## DATASET ROWS

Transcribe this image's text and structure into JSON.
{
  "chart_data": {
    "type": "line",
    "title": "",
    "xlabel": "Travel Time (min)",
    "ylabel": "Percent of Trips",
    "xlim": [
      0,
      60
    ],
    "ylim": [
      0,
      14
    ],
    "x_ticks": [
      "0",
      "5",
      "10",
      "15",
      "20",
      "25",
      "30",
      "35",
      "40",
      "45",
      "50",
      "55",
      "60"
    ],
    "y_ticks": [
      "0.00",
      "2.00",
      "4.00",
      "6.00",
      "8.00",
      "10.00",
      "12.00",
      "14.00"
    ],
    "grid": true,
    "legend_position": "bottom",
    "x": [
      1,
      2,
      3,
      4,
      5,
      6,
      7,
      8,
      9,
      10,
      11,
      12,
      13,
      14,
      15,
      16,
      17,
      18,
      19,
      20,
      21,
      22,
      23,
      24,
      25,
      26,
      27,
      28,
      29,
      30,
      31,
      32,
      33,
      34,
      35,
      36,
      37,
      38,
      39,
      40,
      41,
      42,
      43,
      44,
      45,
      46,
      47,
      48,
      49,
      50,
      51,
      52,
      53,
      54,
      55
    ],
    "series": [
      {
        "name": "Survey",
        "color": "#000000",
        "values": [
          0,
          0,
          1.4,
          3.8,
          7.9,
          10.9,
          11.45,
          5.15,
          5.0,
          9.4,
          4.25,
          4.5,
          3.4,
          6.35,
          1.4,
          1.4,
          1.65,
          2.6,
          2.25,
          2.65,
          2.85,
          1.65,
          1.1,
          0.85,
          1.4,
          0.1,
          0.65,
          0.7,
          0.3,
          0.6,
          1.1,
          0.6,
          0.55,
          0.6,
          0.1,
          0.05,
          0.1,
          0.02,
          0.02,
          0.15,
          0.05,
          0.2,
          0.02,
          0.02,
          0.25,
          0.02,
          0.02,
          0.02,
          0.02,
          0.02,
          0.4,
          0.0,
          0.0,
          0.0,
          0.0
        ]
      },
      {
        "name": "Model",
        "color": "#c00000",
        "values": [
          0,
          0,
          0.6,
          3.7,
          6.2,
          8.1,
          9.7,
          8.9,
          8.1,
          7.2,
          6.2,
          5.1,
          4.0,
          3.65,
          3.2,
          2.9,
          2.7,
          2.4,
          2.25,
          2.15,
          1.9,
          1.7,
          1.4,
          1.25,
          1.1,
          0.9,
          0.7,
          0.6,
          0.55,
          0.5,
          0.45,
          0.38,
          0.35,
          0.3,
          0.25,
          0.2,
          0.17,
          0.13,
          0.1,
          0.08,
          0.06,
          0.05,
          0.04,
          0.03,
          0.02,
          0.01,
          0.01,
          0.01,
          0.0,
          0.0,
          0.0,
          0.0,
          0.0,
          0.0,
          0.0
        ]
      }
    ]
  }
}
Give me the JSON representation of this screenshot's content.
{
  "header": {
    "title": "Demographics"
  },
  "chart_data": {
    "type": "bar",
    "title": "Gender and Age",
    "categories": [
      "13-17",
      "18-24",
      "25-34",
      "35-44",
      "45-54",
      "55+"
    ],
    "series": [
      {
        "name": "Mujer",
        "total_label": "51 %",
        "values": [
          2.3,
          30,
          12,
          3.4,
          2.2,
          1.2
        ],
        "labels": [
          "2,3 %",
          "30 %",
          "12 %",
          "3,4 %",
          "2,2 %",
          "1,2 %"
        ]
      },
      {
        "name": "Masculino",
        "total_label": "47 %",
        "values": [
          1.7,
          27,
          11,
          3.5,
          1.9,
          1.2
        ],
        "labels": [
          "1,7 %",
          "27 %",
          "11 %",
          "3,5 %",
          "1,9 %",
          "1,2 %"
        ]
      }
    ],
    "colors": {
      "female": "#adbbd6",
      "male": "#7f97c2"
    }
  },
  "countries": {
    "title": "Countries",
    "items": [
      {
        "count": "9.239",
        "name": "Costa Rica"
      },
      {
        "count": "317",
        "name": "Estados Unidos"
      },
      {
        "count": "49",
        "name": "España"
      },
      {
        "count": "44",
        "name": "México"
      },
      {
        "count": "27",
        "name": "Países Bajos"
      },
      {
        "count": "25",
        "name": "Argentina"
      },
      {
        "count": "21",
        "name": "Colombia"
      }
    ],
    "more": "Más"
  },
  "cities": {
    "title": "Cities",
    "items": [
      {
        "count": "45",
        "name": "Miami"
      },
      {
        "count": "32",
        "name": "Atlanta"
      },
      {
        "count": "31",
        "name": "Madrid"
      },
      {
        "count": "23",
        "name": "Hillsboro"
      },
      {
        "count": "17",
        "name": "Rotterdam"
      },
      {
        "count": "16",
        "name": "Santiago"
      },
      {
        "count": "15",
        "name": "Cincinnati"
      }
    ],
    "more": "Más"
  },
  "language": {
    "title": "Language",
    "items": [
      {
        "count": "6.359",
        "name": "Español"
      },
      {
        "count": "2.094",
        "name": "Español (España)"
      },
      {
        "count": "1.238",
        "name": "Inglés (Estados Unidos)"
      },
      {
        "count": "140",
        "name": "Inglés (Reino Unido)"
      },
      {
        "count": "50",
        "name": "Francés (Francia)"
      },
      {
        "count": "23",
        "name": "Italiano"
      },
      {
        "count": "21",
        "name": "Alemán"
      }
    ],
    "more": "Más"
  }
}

## TASK REQUIREMENTS
Return each line of the data exactly as written above.

## SOLVED EXERCISE
Transcribe this image's text and structure into JSON.
{
  "chart_data": {
    "type": "line",
    "title": "",
    "xlabel": "Travel Time (min)",
    "ylabel": "Percent of Trips",
    "xlim": [
      0,
      60
    ],
    "ylim": [
      0,
      14
    ],
    "x_ticks": [
      "0",
      "5",
      "10",
      "15",
      "20",
      "25",
      "30",
      "35",
      "40",
      "45",
      "50",
      "55",
      "60"
    ],
    "y_ticks": [
      "0.00",
      "2.00",
      "4.00",
      "6.00",
      "8.00",
      "10.00",
      "12.00",
      "14.00"
    ],
    "grid": true,
    "legend_position": "bottom",
    "x": [
      1,
      2,
      3,
      4,
      5,
      6,
      7,
      8,
      9,
      10,
      11,
      12,
      13,
      14,
      15,
      16,
      17,
      18,
      19,
      20,
      21,
      22,
      23,
      24,
      25,
      26,
      27,
      28,
      29,
      30,
      31,
      32,
      33,
      34,
      35,
      36,
      37,
      38,
      39,
      40,
      41,
      42,
      43,
      44,
      45,
      46,
      47,
      48,
      49,
      50,
      51,
      52,
      53,
      54,
      55
    ],
    "series": [
      {
        "name": "Survey",
        "color": "#000000",
        "values": [
          0,
          0,
          1.4,
          3.8,
          7.9,
          10.9,
          11.45,
          5.15,
          5.0,
          9.4,
          4.25,
          4.5,
          3.4,
          6.35,
          1.4,
          1.4,
          1.65,
          2.6,
          2.25,
          2.65,
          2.85,
          1.65,
          1.1,
          0.85,
          1.4,
          0.1,
          0.65,
          0.7,
          0.3,
          0.6,
          1.1,
          0.6,
          0.55,
          0.6,
          0.1,
          0.05,
          0.1,
          0.02,
          0.02,
          0.15,
          0.05,
          0.2,
          0.02,
          0.02,
          0.25,
          0.02,
          0.02,
          0.02,
          0.02,
          0.02,
          0.4,
          0.0,
          0.0,
          0.0,
          0.0
        ]
      },
      {
        "name": "Model",
        "color": "#c00000",
        "values": [
          0,
          0,
          0.6,
          3.7,
          6.2,
          8.1,
          9.7,
          8.9,
          8.1,
          7.2,
          6.2,
          5.1,
          4.0,
          3.65,
          3.2,
          2.9,
          2.7,
          2.4,
          2.25,
          2.15,
          1.9,
          1.7,
          1.4,
          1.25,
          1.1,
          0.9,
          0.7,
          0.6,
          0.55,
          0.5,
          0.45,
          0.38,
          0.35,
          0.3,
          0.25,
          0.2,
          0.17,
          0.13,
          0.1,
          0.08,
          0.06,
          0.05,
          0.04,
          0.03,
          0.02,
          0.01,
          0.01,
          0.01,
          0.0,
          0.0,
          0.0,
          0.0,
          0.0,
          0.0,
          0.0
        ]
      }
    ]
  }
}
Give me the JSON representation of this screenshot's content.
{
  "header": {
    "title": "Demographics"
  },
  "chart_data": {
    "type": "bar",
    "title": "Gender and Age",
    "categories": [
      "13-17",
      "18-24",
      "25-34",
      "35-44",
      "45-54",
      "55+"
    ],
    "series": [
      {
        "name": "Mujer",
        "total_label": "51 %",
        "values": [
          2.3,
          30,
          12,
          3.4,
          2.2,
          1.2
        ],
        "labels": [
          "2,3 %",
          "30 %",
          "12 %",
          "3,4 %",
          "2,2 %",
          "1,2 %"
        ]
      },
      {
        "name": "Masculino",
        "total_label": "47 %",
        "values": [
          1.7,
          27,
          11,
          3.5,
          1.9,
          1.2
        ],
        "labels": [
          "1,7 %",
          "27 %",
          "11 %",
          "3,5 %",
          "1,9 %",
          "1,2 %"
        ]
      }
    ],
    "colors": {
      "female": "#adbbd6",
      "male": "#7f97c2"
    }
  },
  "countries": {
    "title": "Countries",
    "items": [
      {
        "count": "9.239",
        "name": "Costa Rica"
      },
      {
        "count": "317",
        "name": "Estados Unidos"
      },
      {
        "count": "49",
        "name": "España"
      },
      {
        "count": "44",
        "name": "México"
      },
      {
        "count": "27",
        "name": "Países Bajos"
      },
      {
        "count": "25",
        "name": "Argentina"
      },
      {
        "count": "21",
        "name": "Colombia"
      }
    ],
    "more": "Más"
  },
  "cities": {
    "title": "Cities",
    "items": [
      {
        "count": "45",
        "name": "Miami"
      },
      {
        "count": "32",
        "name": "Atlanta"
      },
      {
        "count": "31",
        "name": "Madrid"
      },
      {
        "count": "23",
        "name": "Hillsboro"
      },
      {
        "count": "17",
        "name": "Rotterdam"
      },
      {
        "count": "16",
        "name": "Santiago"
      },
      {
        "count": "15",
        "name": "Cincinnati"
      }
    ],
    "more": "Más"
  },
  "language": {
    "title": "Language",
    "items": [
      {
        "count": "6.359",
        "name": "Español"
      },
      {
        "count": "2.094",
        "name": "Español (España)"
      },
      {
        "count": "1.238",
        "name": "Inglés (Estados Unidos)"
      },
      {
        "count": "140",
        "name": "Inglés (Reino Unido)"
      },
      {
        "count": "50",
        "name": "Francés (Francia)"
      },
      {
        "count": "23",
        "name": "Italiano"
      },
      {
        "count": "21",
        "name": "Alemán"
      }
    ],
    "more": "Más"
  }
}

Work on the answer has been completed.